— start of Page text —

Brigitte Foulon adds a study of three further poems in praise of the Prophet written by Ibn al-Khaṭīb during his stay in Morocco (Les poèmes d’éloge du Prophète de Lisān al-Dīn Ibn al-Khāṭīb). She recalls that, after the life of the Prophet, eulogies were rather addressed to members of his Family by poets of Shīʿite tendency. It was not until the sixth/twelfth centuries, particularly in Andalusia, that poems in praise of the Prophet came to be written again. In the following century, the Burda of Būṣīrī (d. around 695/1296) marked the blossoming of this literary genre. Its links to the commemoration of the mawlid gave rise to a derivative branch of its own, the mawlidiyyāt, in which Ibn al-Khaṭīb also distinguished himself, like many poets of his time in Andalusia and Morocco. In the Marinid kingdom, these manifestations of the veneration of the Prophet went along with the growing importance of his descendants, the ashrāf or shurafāʾ in the social and political sphere. In these poems the whole art of the panegyrist consists in reorienting the themes of the classic qaṣīda towards the thwarted but sublimated desire to meet the Prophet, finally culminating in his praise and in a plea for his help.
The literature of the stories of the night journey and the celestial ascension of the Prophet, inspired by allusions in the Qurʾān and by the longer narratives attested in ḥadīth and sīra, constitutes one of the most eloquent testimonies to the cross-cultural veneration of the Prophet.10 Marc Toutant demonstrates this in his article on the miʿrāj in Timurid court literature (Timurid Accounts of Ascension (miʿrāj) in Türkī. One Prophet, Two Models). The choice of Eastern Turkish, and of the Uyghur alphabet in the case of the first text, illustrates the importance attached by the Timurids to their Genghisid origins. The first text, which is abundantly illustrated, closely renders the traditional story with its first-person narrative, and ends with a vivid description of Paradise and Hell, with obvious moral intentions that tie in with the political program of Shāhrūkh (1405–1447). The five miʿrājiyya poems of Mīr ʿAlī Shīr Nawāʾī (1441–1501), court poet and chief adviser of the next Timurid ruler Ḥusayn Bayqara (1469–1501) in Herat, pursue an entirely different line. Inspired by the major Persian poets Sanāʾī (d. 1131) and Niẓāmī Ganjawī (d. early seventh/thirteenth century), the author describes the miʿrāj as a mystical journey of love (safar-i ʿishq) through the cosmos with its heavens and planets, leading to the vision of God and ending in a “non-place” beyond existence, where all duality has vanished. The dissemination of these two different, but by no means contradictory, types of narrative went far beyond the Timurid court, and both seem to have met the expectations of much wider audiences.

— end of Page text —
— start of Raw data —

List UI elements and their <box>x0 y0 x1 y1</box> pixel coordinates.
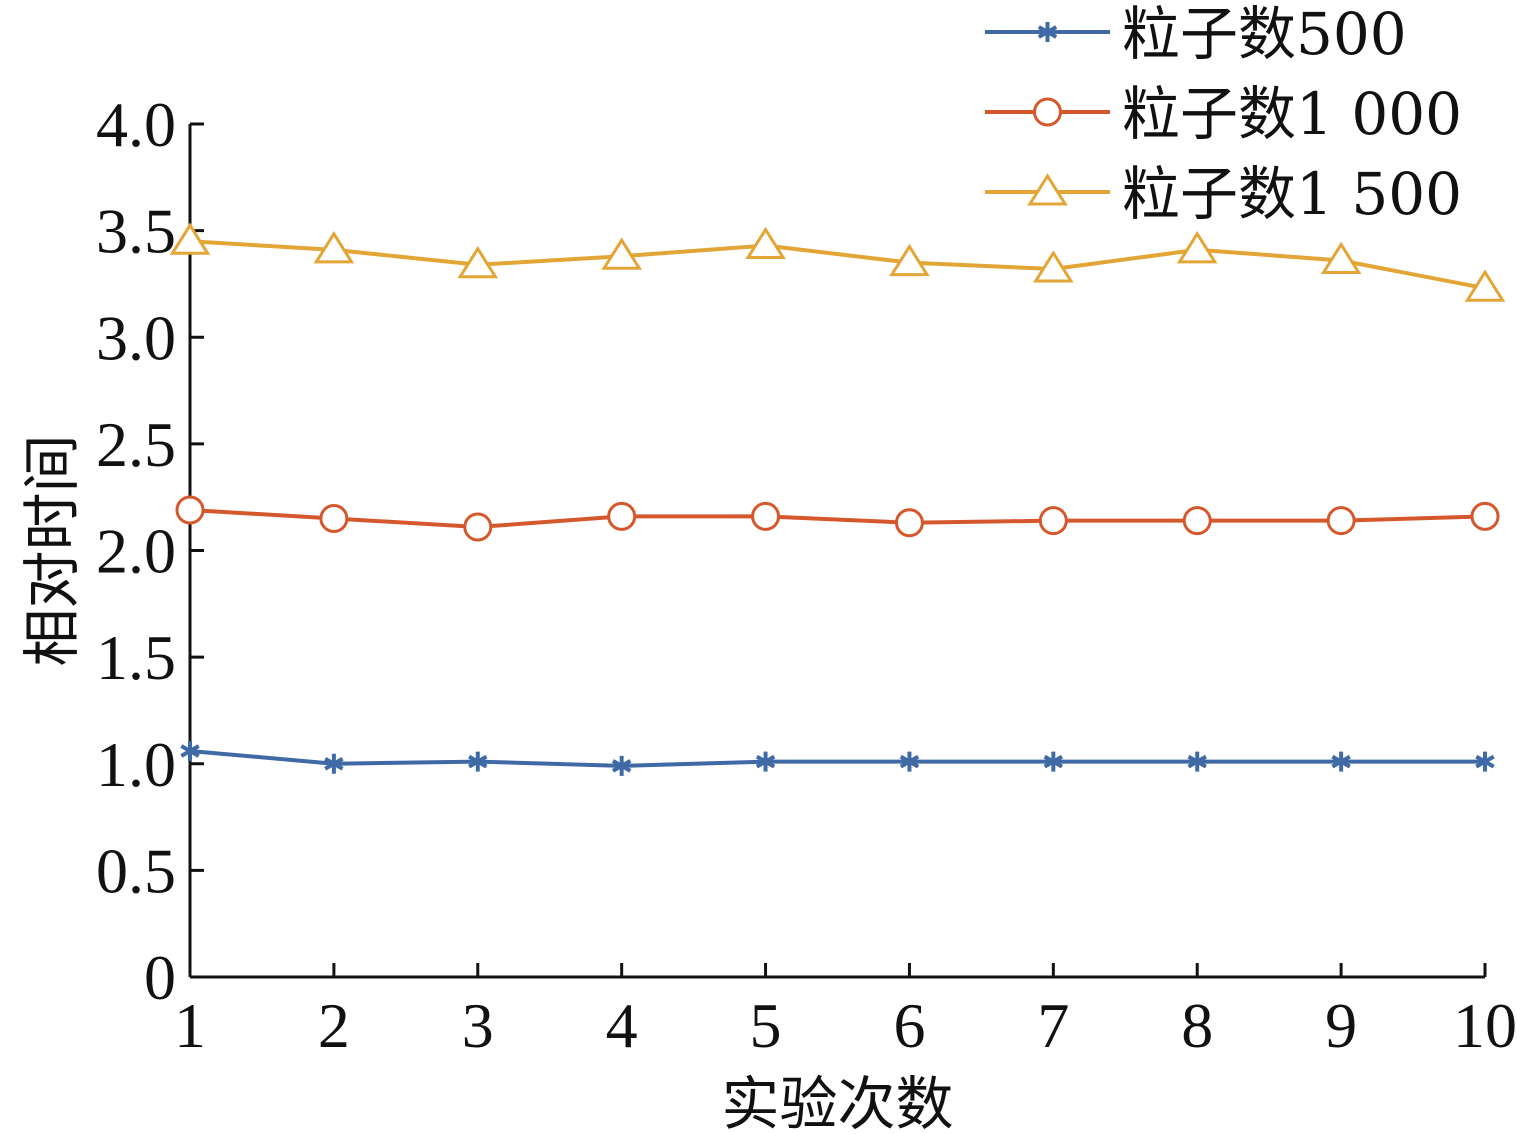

— end of Raw data —

**Problems to solve**
1. In the text on poems and stories honoring the Prophet, what work marked the blossoming of poems in praise of the Prophet?
2. Carry on the text about poems and stories honoring the Prophet from its last sentence.

**Outputs**
1. The Burda of Būṣīrī (d. around 695/1296).

2.
Alexandre Papas tracks the remarkable continuity of the Ottoman miʿrāciyye in verse or prose from the fifteenth century until the final period of the Ottoman Empire (Miʿrāciyye: The Ascension of the Prophet in Ottoman literature from the fifteenth to the twentieth century). These texts are characterised by a relative simplicity of style, which served their didactic scope. The authors, most of them connected with or influenced by Sufism, presented the miʿrāj as a spiritual ascent. Over and again, they return to the questions raised by the Prophet’s ascension: did it take place in a dream or awake, in body or in spirit? What was the nature of this encounter and exchange with God? The age-old debates about the reality of the celestial ascension had not been brought to a close and could be re-opened with any new intellectual turn: consequently, the figure of the Prophet remained a contested heritage. The Ottoman miʿrācnāme or miʿrāciyye, often including praise (naʿt) and descriptions of the Prophet (ḥilye), did not cease until the end of the Empire to contribute to the renewal of Ottoman literature, exalting the Prophet with poetic musicality, conveying a feeling of celestial harmony and of beatific joy that makes one think of a Mevlevī semāʿ. In the last phase during and after the Tanẓīmāt, apologetic interests came increasingly to the fore.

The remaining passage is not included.